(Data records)
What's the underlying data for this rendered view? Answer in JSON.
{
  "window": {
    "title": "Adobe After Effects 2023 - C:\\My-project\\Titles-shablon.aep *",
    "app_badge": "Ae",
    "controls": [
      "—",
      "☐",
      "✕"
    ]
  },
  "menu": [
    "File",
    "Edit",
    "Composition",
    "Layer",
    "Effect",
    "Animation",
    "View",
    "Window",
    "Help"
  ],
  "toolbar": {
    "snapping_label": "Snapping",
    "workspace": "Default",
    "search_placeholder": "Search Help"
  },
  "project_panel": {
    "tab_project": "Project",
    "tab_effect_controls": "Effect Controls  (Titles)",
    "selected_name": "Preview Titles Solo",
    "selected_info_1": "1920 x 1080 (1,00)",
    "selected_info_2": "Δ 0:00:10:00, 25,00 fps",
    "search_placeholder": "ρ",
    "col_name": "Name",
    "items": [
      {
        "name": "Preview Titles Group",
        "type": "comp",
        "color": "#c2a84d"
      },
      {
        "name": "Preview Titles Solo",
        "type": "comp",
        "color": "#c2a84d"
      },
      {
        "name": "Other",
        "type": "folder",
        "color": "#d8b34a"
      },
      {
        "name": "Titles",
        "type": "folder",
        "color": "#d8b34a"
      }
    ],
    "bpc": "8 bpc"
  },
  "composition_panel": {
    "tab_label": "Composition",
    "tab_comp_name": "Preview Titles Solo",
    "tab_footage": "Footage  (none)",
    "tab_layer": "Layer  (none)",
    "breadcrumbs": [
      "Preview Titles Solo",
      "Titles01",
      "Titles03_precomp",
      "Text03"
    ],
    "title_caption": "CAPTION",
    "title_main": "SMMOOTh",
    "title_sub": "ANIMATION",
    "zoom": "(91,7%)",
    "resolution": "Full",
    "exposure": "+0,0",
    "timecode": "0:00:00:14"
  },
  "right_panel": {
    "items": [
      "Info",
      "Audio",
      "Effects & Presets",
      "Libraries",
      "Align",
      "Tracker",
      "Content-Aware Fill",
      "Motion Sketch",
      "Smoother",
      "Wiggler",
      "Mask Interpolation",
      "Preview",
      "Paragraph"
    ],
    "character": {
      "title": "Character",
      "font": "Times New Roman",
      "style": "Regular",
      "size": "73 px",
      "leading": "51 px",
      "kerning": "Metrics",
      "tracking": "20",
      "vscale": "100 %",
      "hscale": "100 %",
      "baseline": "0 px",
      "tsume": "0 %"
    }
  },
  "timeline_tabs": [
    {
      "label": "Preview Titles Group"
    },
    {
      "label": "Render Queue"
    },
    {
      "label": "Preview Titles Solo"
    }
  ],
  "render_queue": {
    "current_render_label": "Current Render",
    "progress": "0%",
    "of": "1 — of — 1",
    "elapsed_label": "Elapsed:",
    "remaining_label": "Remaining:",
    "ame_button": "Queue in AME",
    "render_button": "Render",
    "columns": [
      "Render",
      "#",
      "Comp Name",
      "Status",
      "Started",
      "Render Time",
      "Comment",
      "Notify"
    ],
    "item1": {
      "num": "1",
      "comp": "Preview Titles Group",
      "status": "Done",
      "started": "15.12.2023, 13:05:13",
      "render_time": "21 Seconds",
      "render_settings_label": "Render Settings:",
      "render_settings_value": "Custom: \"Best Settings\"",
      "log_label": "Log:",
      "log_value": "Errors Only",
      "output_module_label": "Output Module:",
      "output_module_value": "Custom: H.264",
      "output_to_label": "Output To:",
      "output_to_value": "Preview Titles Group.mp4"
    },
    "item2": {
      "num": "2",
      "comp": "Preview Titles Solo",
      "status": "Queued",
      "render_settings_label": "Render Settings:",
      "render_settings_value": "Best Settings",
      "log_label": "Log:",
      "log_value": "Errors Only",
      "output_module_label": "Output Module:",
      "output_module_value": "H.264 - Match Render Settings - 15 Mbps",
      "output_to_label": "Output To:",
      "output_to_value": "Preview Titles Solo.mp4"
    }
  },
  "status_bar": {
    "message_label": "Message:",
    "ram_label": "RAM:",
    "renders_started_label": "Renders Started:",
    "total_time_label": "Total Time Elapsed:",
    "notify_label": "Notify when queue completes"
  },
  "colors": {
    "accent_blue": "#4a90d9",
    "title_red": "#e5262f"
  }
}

* **Exercise details**:
All lines in the data that contain the word "none" should be copied.

* **Task solution**:
    "tab_footage": "Footage  (none)",
    "tab_layer": "Layer  (none)",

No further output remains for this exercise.